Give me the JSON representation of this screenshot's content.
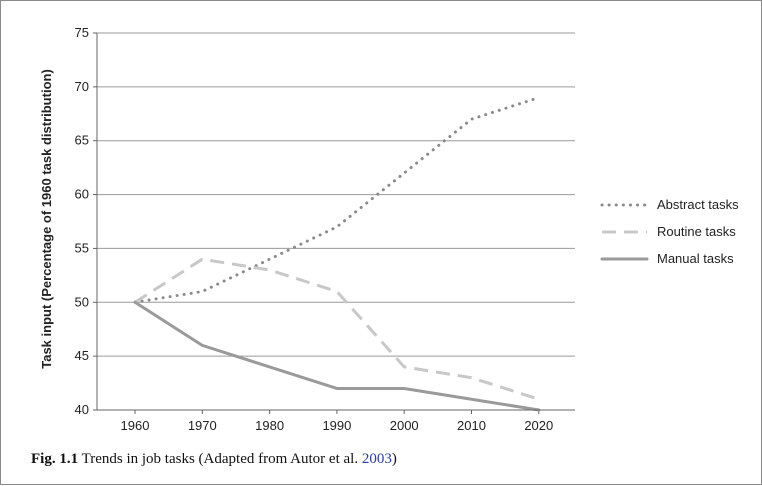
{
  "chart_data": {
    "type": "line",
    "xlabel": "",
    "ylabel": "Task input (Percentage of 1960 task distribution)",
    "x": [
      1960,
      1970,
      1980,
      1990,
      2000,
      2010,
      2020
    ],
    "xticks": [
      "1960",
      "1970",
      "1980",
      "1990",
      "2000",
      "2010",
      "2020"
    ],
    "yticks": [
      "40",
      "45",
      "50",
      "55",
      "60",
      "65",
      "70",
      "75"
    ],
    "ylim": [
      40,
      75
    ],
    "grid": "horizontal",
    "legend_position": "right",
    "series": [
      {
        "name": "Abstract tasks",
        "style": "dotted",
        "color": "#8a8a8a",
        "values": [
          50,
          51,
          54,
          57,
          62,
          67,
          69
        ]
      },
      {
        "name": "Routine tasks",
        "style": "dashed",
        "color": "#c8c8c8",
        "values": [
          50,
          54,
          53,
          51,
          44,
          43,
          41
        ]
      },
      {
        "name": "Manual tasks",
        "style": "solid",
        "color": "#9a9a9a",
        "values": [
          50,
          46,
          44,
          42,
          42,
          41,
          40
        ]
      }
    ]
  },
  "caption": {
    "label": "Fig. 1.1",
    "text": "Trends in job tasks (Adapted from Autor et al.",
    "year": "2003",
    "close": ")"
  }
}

____________________

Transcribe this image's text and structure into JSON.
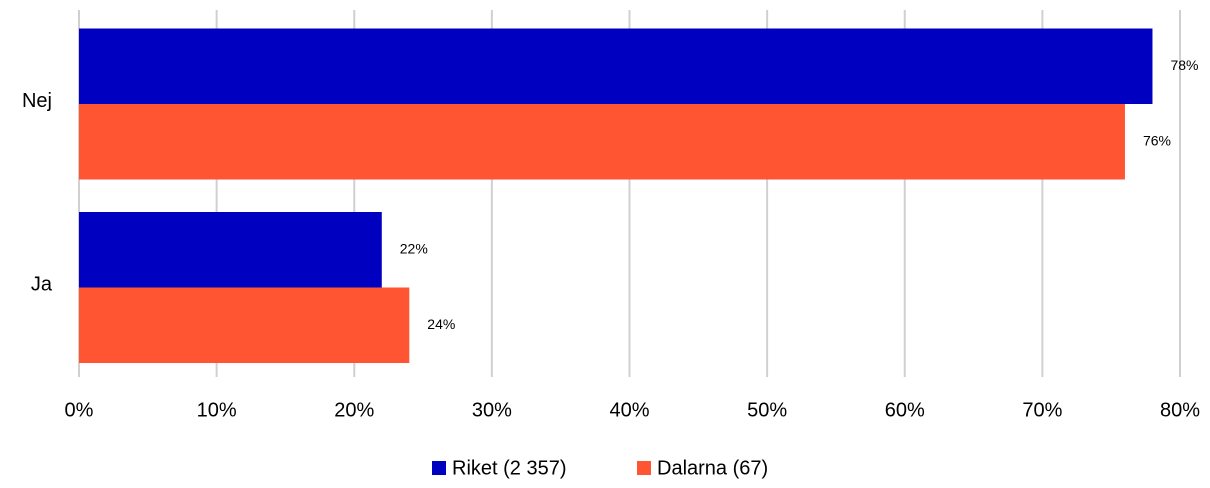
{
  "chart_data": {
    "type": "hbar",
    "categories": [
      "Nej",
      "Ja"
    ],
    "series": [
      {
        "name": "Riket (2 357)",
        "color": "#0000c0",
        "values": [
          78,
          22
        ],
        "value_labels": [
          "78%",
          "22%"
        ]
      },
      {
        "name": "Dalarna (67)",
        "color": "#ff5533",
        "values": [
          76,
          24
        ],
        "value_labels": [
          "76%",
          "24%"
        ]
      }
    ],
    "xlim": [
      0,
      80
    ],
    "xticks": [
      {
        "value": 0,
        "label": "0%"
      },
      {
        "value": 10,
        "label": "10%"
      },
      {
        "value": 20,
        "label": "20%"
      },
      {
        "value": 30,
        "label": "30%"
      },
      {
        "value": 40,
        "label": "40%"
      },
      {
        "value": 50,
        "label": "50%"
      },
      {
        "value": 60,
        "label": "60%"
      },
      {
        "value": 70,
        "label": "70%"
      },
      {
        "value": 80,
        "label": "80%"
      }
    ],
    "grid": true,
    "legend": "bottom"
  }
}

____________________

Check each line of the records above for the word "JSON", then give the number of lines that have it, with no other words.

2